### EXERCISE
Could you rewrite the data from its first line through the line that contains "paragraph-line: pen in", switching each "paragraph-line" to "text-line" and keeping everything else the same?

### DATA SUPPLIED
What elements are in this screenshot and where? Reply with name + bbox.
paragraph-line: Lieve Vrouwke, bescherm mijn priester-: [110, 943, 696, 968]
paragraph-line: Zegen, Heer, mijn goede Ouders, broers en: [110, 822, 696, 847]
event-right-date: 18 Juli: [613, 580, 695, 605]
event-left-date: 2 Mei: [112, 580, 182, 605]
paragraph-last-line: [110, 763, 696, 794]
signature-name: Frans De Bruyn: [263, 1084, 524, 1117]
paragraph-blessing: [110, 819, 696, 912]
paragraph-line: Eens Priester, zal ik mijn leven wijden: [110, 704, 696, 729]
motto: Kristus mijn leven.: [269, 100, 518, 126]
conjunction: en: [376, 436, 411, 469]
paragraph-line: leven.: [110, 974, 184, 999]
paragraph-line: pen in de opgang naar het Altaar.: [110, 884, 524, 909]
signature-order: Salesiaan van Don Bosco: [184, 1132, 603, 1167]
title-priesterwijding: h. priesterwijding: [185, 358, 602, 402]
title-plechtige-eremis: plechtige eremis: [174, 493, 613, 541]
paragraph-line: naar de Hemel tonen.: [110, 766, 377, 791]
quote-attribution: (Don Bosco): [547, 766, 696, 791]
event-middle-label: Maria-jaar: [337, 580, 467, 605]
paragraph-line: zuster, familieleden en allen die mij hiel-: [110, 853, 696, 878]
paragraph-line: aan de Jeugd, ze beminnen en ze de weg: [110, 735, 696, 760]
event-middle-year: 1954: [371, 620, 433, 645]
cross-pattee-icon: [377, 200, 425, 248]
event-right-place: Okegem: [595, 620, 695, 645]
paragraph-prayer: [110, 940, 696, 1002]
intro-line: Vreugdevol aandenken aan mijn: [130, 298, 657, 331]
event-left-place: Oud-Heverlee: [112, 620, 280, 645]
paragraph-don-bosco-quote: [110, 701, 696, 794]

### OUTPUT OF THE EXERCISE
What elements are in this screenshot and where? Reply with name + bbox.
text-line: Lieve Vrouwke, bescherm mijn priester-: [110, 943, 696, 968]
text-line: Zegen, Heer, mijn goede Ouders, broers en: [110, 822, 696, 847]
event-right-date: 18 Juli: [613, 580, 695, 605]
event-left-date: 2 Mei: [112, 580, 182, 605]
paragraph-last-line: [110, 763, 696, 794]
signature-name: Frans De Bruyn: [263, 1084, 524, 1117]
paragraph-blessing: [110, 819, 696, 912]
text-line: Eens Priester, zal ik mijn leven wijden: [110, 704, 696, 729]
motto: Kristus mijn leven.: [269, 100, 518, 126]
conjunction: en: [376, 436, 411, 469]
text-line: leven.: [110, 974, 184, 999]
text-line: pen in de opgang naar het Altaar.: [110, 884, 524, 909]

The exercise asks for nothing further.